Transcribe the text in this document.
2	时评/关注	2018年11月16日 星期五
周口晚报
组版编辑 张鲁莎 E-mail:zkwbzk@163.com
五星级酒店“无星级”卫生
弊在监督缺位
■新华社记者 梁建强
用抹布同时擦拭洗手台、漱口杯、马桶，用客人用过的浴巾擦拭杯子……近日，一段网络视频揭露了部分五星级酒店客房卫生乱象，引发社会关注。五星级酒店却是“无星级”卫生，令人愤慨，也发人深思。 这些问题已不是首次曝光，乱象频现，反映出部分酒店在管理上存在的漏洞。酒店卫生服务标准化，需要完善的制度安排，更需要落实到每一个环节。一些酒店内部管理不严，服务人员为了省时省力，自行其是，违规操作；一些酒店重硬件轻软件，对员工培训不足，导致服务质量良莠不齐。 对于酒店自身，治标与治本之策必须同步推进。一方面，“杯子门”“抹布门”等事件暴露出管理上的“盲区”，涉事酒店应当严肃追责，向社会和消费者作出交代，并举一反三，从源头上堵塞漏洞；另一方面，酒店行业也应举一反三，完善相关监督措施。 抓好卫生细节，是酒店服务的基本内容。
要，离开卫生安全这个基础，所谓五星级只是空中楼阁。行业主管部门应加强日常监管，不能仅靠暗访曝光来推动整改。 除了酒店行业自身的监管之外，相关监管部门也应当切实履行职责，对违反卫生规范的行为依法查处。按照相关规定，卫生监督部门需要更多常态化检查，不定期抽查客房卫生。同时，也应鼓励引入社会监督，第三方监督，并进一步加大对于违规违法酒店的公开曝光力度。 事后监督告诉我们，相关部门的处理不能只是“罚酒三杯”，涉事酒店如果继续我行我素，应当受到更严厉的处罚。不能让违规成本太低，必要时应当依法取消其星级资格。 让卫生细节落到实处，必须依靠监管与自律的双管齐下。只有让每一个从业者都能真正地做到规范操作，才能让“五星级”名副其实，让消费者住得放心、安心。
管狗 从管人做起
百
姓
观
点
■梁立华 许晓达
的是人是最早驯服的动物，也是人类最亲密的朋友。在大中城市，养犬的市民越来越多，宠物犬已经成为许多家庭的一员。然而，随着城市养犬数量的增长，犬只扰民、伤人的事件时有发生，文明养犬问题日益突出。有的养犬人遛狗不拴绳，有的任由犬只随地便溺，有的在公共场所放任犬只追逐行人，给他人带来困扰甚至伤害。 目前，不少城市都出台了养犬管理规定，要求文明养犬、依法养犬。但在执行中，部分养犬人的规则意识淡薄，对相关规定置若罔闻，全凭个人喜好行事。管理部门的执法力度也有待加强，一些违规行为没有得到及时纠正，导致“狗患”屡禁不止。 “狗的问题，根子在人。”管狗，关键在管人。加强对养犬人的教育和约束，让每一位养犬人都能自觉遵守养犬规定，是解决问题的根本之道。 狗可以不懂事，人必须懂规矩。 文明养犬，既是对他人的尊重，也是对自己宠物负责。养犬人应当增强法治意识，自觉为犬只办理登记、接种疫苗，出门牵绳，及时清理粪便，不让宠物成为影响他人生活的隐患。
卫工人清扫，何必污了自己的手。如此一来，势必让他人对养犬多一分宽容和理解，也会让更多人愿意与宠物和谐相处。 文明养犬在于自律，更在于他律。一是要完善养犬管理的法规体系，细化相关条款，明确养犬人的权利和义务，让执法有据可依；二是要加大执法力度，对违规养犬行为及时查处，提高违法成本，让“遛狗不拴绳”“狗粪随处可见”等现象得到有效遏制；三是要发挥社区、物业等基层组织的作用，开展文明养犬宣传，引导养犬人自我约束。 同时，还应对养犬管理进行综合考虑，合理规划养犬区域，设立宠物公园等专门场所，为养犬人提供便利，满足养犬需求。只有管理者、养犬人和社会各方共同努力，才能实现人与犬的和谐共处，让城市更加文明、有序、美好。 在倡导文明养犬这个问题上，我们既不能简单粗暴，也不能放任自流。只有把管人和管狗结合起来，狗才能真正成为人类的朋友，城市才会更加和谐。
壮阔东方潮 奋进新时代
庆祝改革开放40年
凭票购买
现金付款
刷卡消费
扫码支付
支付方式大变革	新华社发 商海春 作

**********

_What to produce_:
Transcribe the material above word for word.

_Written response_:
Transcribe the text in this document.
2	时评/关注	2018年11月16日 星期五
周口晚报
组版编辑 张鲁莎 E-mail:zkwbzk@163.com
五星级酒店“无星级”卫生
弊在监督缺位
■新华社记者 梁建强
用抹布同时擦拭洗手台、漱口杯、马桶，用客人用过的浴巾擦拭杯子……近日，一段网络视频揭露了部分五星级酒店客房卫生乱象，引发社会关注。五星级酒店却是“无星级”卫生，令人愤慨，也发人深思。 这些问题已不是首次曝光，乱象频现，反映出部分酒店在管理上存在的漏洞。酒店卫生服务标准化，需要完善的制度安排，更需要落实到每一个环节。一些酒店内部管理不严，服务人员为了省时省力，自行其是，违规操作；一些酒店重硬件轻软件，对员工培训不足，导致服务质量良莠不齐。 对于酒店自身，治标与治本之策必须同步推进。一方面，“杯子门”“抹布门”等事件暴露出管理上的“盲区”，涉事酒店应当严肃追责，向社会和消费者作出交代，并举一反三，从源头上堵塞漏洞；另一方面，酒店行业也应举一反三，完善相关监督措施。 抓好卫生细节，是酒店服务的基本内容。
要，离开卫生安全这个基础，所谓五星级只是空中楼阁。行业主管部门应加强日常监管，不能仅靠暗访曝光来推动整改。 除了酒店行业自身的监管之外，相关监管部门也应当切实履行职责，对违反卫生规范的行为依法查处。按照相关规定，卫生监督部门需要更多常态化检查，不定期抽查客房卫生。同时，也应鼓励引入社会监督，第三方监督，并进一步加大对于违规违法酒店的公开曝光力度。 事后监督告诉我们，相关部门的处理不能只是“罚酒三杯”，涉事酒店如果继续我行我素，应当受到更严厉的处罚。不能让违规成本太低，必要时应当依法取消其星级资格。 让卫生细节落到实处，必须依靠监管与自律的双管齐下。只有让每一个从业者都能真正地做到规范操作，才能让“五星级”名副其实，让消费者住得放心、安心。
管狗 从管人做起
百
姓
观
点
■梁立华 许晓达
的是人是最早驯服的动物，也是人类最亲密的朋友。在大中城市，养犬的市民越来越多，宠物犬已经成为许多家庭的一员。然而，随着城市养犬数量的增长，犬只扰民、伤人的事件时有发生，文明养犬问题日益突出。有的养犬人遛狗不拴绳，有的任由犬只随地便溺，有的在公共场所放任犬只追逐行人，给他人带来困扰甚至伤害。 目前，不少城市都出台了养犬管理规定，要求文明养犬、依法养犬。但在执行中，部分养犬人的规则意识淡薄，对相关规定置若罔闻，全凭个人喜好行事。管理部门的执法力度也有待加强，一些违规行为没有得到及时纠正，导致“狗患”屡禁不止。 “狗的问题，根子在人。”管狗，关键在管人。加强对养犬人的教育和约束，让每一位养犬人都能自觉遵守养犬规定，是解决问题的根本之道。 狗可以不懂事，人必须懂规矩。 文明养犬，既是对他人的尊重，也是对自己宠物负责。养犬人应当增强法治意识，自觉为犬只办理登记、接种疫苗，出门牵绳，及时清理粪便，不让宠物成为影响他人生活的隐患。
卫工人清扫，何必污了自己的手。如此一来，势必让他人对养犬多一分宽容和理解，也会让更多人愿意与宠物和谐相处。 文明养犬在于自律，更在于他律。一是要完善养犬管理的法规体系，细化相关条款，明确养犬人的权利和义务，让执法有据可依；二是要加大执法力度，对违规养犬行为及时查处，提高违法成本，让“遛狗不拴绳”“狗粪随处可见”等现象得到有效遏制；三是要发挥社区、物业等基层组织的作用，开展文明养犬宣传，引导养犬人自我约束。 同时，还应对养犬管理进行综合考虑，合理规划养犬区域，设立宠物公园等专门场所，为养犬人提供便利，满足养犬需求。只有管理者、养犬人和社会各方共同努力，才能实现人与犬的和谐共处，让城市更加文明、有序、美好。 在倡导文明养犬这个问题上，我们既不能简单粗暴，也不能放任自流。只有把管人和管狗结合起来，狗才能真正成为人类的朋友，城市才会更加和谐。
壮阔东方潮 奋进新时代
庆祝改革开放40年
凭票购买
现金付款
刷卡消费
扫码支付
支付方式大变革	新华社发 商海春 作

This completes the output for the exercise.